__Part of a data file__
★ ★ ★

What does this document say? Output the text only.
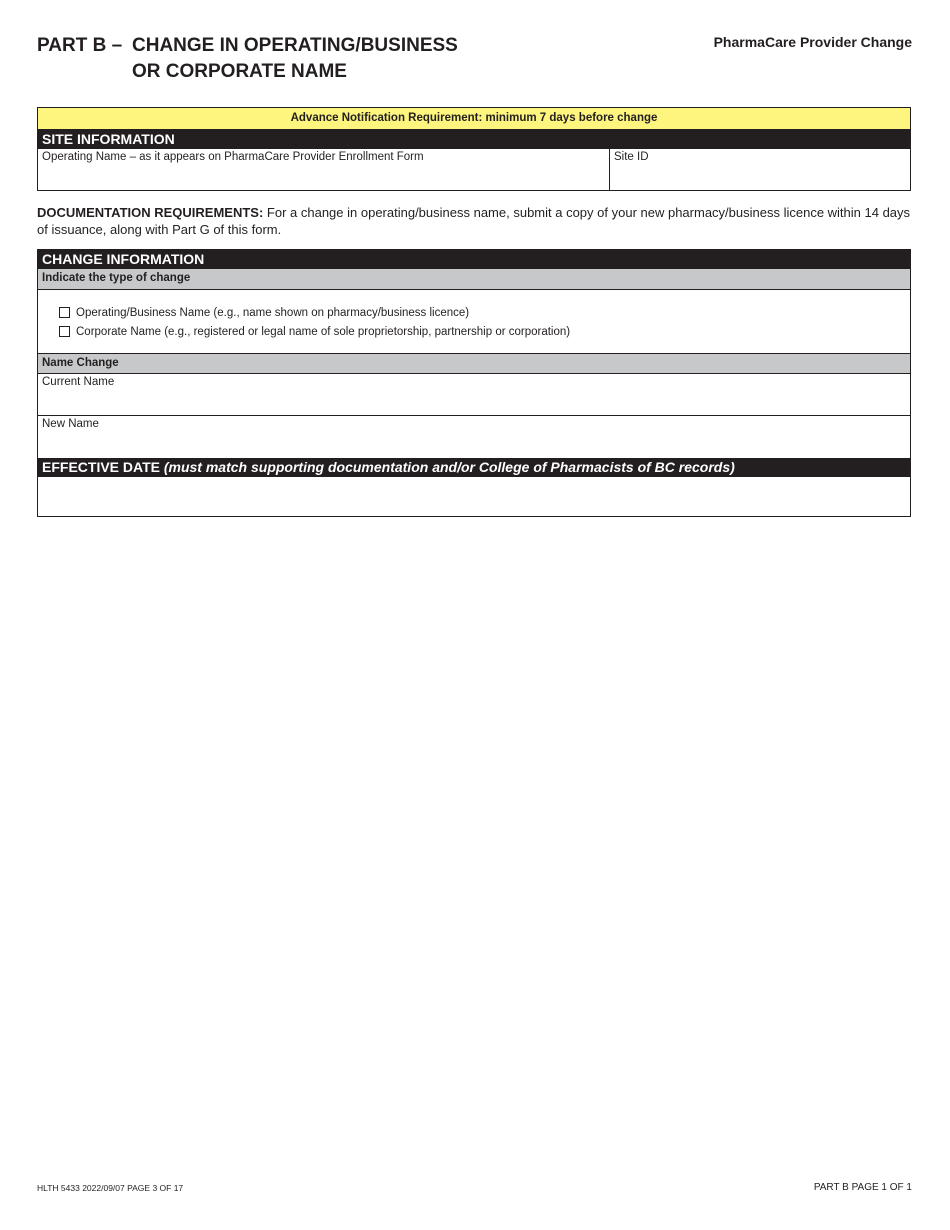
PART B – CHANGE IN OPERATING/BUSINESS
OR CORPORATE NAME
PharmaCare Provider Change
Advance Notification Requirement: minimum 7 days before change
SITE INFORMATION
Operating Name – as it appears on PharmaCare Provider Enrollment Form	Site ID
DOCUMENTATION REQUIREMENTS: For a change in operating/business name, submit a copy of your new pharmacy/business licence within 14 days of issuance, along with Part G of this form.
CHANGE INFORMATION
Indicate the type of change
Operating/Business Name (e.g., name shown on pharmacy/business licence)
Corporate Name (e.g., registered or legal name of sole proprietorship, partnership or corporation)
Name Change
Current Name
New Name
EFFECTIVE DATE (must match supporting documentation and/or College of Pharmacists of BC records)
HLTH 5433 2022/09/07 PAGE 3 OF 17	PART B PAGE 1 OF 1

★ ★ ★

__Written task__
Write the listing above out again exactly, dropping each image.

__Complete answer__
What does this document say? Output the text only.
PART B – CHANGE IN OPERATING/BUSINESS
OR CORPORATE NAME
PharmaCare Provider Change
Advance Notification Requirement: minimum 7 days before change
SITE INFORMATION
Operating Name – as it appears on PharmaCare Provider Enrollment Form	Site ID
DOCUMENTATION REQUIREMENTS: For a change in operating/business name, submit a copy of your new pharmacy/business licence within 14 days of issuance, along with Part G of this form.
CHANGE INFORMATION
Indicate the type of change
Operating/Business Name (e.g., name shown on pharmacy/business licence)
Corporate Name (e.g., registered or legal name of sole proprietorship, partnership or corporation)
Name Change
Current Name
New Name
EFFECTIVE DATE (must match supporting documentation and/or College of Pharmacists of BC records)
HLTH 5433 2022/09/07 PAGE 3 OF 17	PART B PAGE 1 OF 1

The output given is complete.